**WRITTEN INSTRUCTION:** Out of the lines below, please list those that hold the string "fields".

--- start of INPUT FOR THIS TASK ---

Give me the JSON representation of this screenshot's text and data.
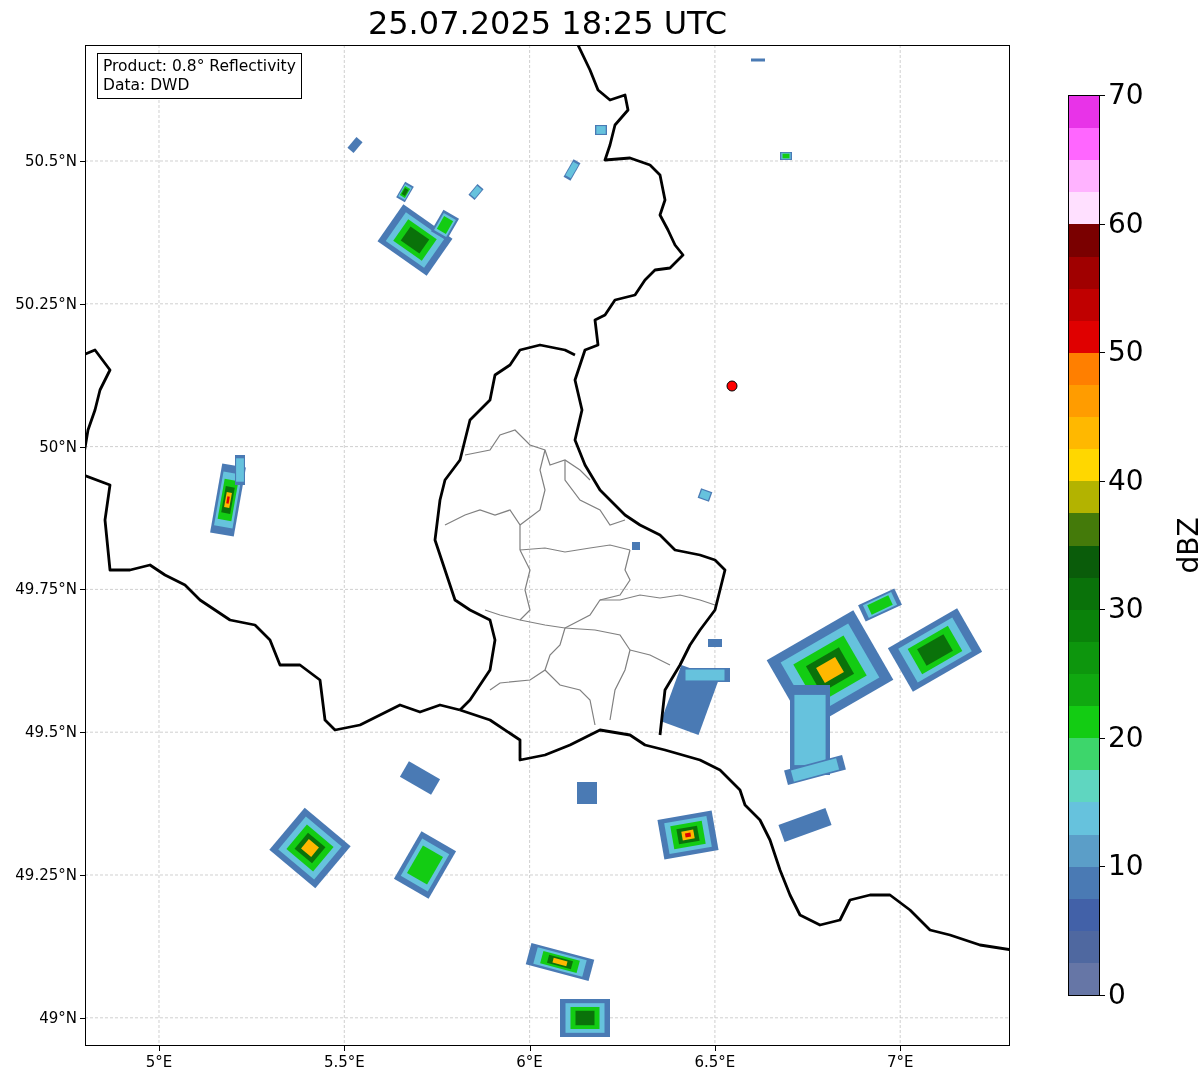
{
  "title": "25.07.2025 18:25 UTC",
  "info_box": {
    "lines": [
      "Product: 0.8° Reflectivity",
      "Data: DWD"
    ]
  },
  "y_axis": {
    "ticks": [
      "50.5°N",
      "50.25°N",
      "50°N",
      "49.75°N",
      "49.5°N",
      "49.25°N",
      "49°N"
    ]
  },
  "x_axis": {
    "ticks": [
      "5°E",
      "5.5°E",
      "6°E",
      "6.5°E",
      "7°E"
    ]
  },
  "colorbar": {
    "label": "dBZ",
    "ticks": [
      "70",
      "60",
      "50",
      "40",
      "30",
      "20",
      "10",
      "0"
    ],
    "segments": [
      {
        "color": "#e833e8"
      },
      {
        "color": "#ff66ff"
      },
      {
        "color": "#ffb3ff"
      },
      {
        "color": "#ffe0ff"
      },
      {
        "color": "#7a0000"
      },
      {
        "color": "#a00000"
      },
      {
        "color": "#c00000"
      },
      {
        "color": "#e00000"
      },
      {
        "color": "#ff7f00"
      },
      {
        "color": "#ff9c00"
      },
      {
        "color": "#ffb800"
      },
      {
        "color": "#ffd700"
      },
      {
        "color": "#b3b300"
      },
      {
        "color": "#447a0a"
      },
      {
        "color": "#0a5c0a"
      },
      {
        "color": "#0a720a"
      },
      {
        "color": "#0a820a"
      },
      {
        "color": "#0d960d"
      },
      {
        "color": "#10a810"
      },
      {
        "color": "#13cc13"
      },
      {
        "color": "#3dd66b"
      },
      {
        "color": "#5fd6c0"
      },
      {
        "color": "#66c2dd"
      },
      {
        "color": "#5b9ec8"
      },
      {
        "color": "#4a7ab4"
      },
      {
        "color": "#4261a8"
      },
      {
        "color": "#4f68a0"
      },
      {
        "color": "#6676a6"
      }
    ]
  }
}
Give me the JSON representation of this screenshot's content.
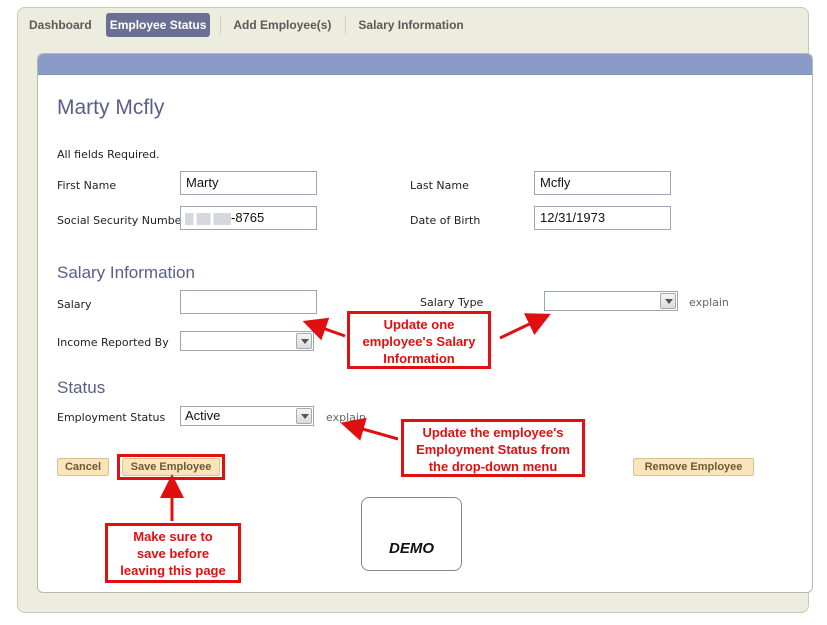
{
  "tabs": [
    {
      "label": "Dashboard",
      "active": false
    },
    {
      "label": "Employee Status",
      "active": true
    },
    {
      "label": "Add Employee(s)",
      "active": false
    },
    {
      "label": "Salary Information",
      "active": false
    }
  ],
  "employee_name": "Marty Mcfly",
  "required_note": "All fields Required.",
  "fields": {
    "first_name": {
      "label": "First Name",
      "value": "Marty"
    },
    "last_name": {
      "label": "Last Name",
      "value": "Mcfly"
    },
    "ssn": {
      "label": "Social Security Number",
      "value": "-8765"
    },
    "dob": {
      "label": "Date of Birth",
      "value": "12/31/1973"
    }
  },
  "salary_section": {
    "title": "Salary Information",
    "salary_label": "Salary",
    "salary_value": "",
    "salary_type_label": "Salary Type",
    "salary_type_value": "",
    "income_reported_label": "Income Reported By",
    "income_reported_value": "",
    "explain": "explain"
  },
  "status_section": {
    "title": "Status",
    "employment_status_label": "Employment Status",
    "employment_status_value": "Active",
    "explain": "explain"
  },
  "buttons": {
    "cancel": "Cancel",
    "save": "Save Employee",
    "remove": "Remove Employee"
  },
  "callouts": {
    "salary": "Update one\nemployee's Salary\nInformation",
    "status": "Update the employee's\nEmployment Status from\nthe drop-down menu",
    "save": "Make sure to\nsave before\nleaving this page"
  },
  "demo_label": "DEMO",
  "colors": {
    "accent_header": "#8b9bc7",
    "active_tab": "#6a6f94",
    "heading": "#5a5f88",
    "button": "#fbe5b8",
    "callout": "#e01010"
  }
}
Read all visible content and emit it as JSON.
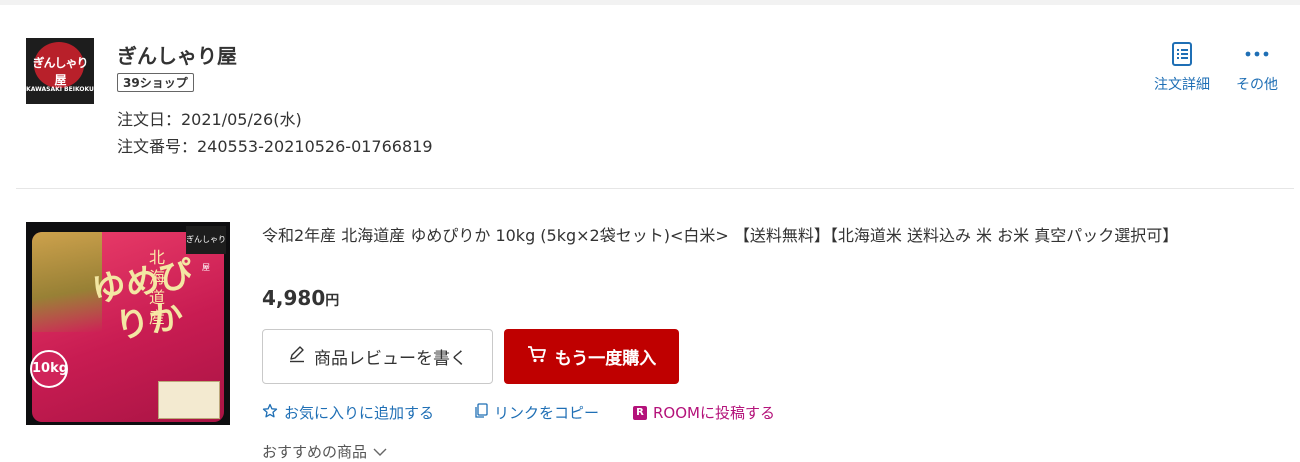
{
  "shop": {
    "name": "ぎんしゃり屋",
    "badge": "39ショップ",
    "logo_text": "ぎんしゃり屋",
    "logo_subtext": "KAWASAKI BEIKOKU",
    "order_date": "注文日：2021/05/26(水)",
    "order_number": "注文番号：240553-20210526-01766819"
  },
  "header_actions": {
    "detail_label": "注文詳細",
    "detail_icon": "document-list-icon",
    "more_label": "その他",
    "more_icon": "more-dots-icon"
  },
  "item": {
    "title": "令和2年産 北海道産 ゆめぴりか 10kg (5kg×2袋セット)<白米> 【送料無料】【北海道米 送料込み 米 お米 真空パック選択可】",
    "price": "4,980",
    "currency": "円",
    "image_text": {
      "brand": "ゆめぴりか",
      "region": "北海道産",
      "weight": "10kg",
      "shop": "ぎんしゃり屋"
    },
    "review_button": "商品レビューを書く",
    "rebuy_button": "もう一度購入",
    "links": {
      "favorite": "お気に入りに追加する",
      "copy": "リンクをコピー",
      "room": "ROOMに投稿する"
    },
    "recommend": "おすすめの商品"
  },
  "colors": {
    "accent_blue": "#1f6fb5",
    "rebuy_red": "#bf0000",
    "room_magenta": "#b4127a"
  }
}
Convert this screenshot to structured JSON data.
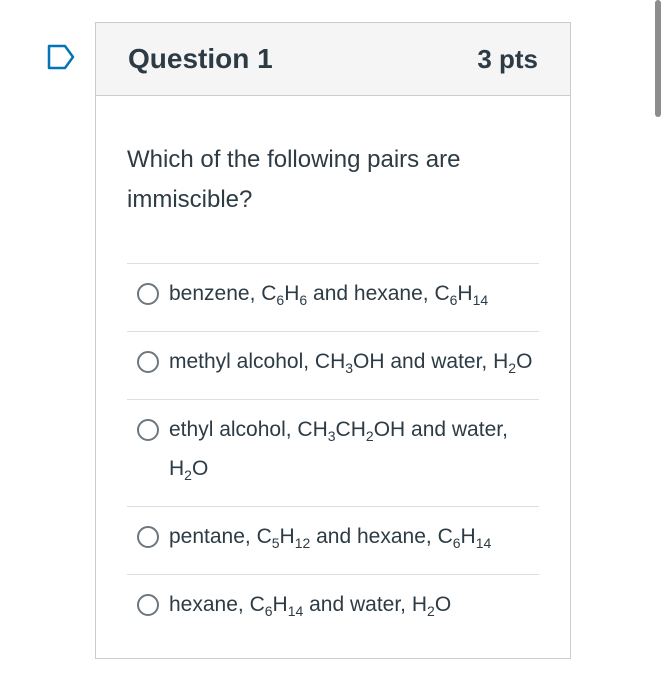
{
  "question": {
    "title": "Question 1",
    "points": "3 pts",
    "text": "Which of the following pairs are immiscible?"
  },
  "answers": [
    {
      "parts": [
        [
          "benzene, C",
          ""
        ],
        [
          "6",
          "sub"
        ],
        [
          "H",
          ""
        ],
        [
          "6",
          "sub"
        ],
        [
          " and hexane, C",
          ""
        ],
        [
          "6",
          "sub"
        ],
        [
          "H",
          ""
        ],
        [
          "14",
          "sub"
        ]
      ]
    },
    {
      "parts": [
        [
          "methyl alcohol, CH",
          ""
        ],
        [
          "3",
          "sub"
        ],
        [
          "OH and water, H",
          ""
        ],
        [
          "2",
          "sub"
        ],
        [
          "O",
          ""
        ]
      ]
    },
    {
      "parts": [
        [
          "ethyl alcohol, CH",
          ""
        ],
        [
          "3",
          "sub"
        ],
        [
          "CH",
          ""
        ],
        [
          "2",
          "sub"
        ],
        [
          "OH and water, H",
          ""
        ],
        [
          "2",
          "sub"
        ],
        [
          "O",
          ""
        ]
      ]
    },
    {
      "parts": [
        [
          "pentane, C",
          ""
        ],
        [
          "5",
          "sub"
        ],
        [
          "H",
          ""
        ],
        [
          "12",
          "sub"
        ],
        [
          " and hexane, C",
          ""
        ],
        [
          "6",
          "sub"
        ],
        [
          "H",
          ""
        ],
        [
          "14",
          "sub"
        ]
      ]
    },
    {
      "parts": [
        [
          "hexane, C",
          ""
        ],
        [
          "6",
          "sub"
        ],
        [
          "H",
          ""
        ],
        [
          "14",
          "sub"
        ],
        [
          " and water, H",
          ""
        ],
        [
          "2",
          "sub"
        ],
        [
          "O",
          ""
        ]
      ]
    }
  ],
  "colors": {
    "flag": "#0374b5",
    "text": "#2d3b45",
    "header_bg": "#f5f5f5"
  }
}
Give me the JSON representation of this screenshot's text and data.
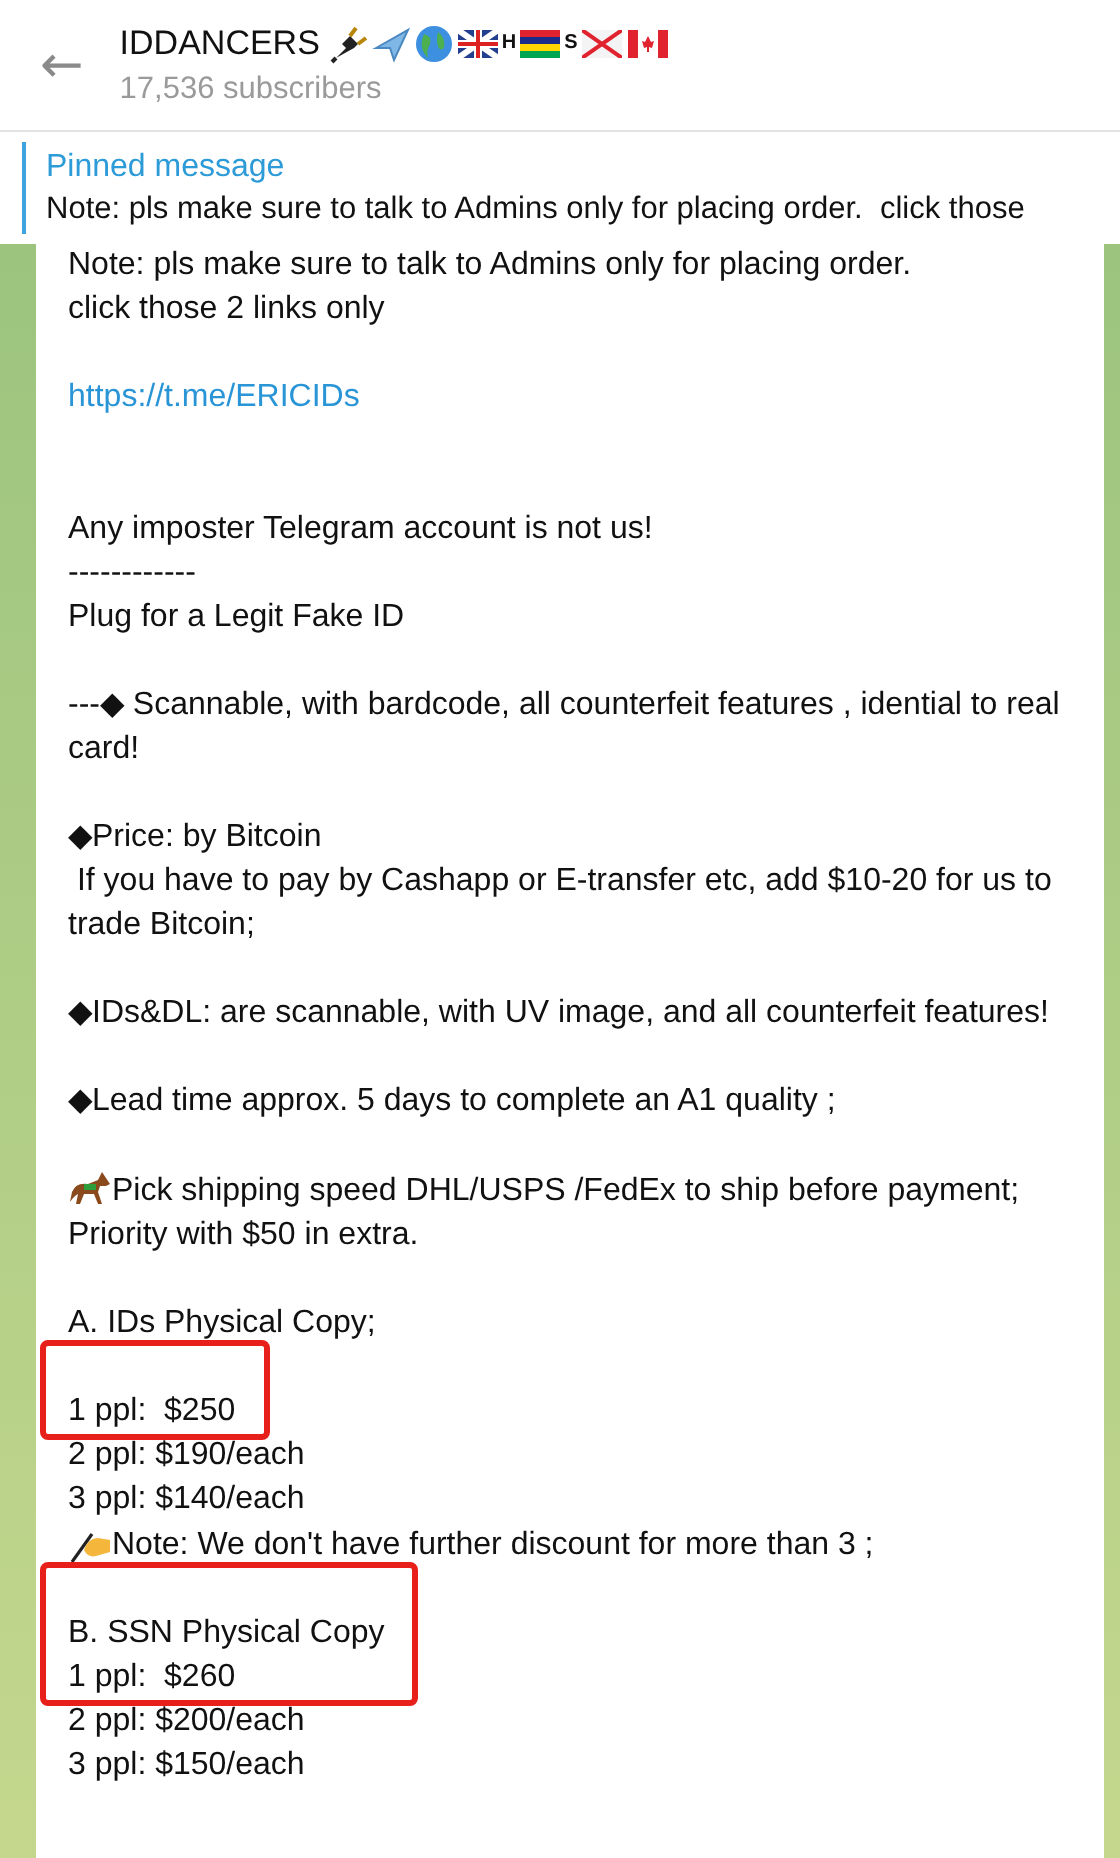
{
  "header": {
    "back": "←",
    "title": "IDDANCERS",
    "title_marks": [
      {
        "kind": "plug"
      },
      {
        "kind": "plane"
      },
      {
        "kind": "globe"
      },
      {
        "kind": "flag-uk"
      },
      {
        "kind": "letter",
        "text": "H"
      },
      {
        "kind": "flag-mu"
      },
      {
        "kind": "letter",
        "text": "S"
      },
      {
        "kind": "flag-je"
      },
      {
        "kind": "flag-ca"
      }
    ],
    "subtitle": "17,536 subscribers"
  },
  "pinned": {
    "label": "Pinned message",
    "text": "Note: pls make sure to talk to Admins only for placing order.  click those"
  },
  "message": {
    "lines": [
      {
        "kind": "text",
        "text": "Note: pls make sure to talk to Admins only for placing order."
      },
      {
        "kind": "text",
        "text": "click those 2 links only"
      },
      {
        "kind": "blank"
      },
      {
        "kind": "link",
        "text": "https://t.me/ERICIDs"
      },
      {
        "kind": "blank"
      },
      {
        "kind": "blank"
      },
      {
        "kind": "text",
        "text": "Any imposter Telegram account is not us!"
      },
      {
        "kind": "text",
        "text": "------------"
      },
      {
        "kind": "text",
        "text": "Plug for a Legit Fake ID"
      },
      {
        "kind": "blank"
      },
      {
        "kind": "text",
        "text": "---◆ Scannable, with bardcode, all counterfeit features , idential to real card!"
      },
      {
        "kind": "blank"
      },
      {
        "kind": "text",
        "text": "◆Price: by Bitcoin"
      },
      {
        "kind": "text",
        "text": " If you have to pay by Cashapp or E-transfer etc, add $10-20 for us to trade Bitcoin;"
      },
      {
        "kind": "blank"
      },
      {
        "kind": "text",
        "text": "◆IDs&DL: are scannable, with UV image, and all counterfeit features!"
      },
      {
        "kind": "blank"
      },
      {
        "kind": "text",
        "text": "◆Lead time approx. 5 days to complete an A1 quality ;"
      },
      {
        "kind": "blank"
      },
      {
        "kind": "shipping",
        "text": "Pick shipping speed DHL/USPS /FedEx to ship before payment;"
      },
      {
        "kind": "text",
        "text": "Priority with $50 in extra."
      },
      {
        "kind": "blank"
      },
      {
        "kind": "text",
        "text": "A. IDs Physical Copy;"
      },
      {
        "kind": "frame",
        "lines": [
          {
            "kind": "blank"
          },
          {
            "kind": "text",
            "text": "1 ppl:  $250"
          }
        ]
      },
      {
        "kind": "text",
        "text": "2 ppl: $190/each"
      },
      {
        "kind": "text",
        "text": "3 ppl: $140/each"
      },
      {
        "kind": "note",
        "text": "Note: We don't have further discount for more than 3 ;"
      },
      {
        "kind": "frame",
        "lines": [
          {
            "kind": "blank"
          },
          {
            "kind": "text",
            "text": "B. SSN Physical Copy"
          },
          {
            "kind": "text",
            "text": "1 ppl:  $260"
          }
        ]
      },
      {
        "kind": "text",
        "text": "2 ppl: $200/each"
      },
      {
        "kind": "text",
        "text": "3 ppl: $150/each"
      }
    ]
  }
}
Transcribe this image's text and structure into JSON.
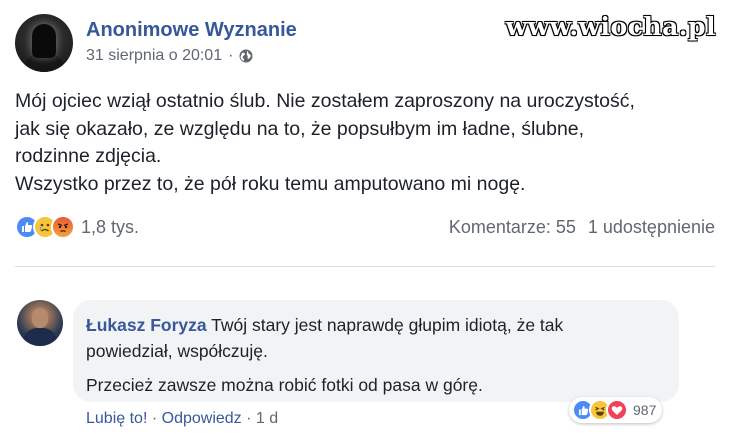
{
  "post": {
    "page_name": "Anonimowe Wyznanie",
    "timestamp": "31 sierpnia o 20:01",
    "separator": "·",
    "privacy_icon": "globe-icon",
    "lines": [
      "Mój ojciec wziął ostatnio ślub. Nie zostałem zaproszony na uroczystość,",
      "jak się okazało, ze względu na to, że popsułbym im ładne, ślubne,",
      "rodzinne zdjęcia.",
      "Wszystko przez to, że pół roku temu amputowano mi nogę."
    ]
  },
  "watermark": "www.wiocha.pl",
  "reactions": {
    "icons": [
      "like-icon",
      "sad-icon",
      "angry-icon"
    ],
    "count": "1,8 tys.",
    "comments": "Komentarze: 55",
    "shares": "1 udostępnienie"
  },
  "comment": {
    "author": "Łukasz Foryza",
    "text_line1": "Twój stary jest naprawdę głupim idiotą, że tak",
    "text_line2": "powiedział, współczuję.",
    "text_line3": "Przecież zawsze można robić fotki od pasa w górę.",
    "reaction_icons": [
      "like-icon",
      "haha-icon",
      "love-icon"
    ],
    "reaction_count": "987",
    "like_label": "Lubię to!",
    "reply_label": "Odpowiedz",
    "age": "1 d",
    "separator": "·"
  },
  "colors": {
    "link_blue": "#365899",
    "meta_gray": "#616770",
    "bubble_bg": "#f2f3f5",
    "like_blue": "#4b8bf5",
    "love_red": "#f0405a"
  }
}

--- end of INPUT FOR THIS TASK ---

**SOLUTION BELOW:**
  "required_note": "All fields Required.",
  "fields": {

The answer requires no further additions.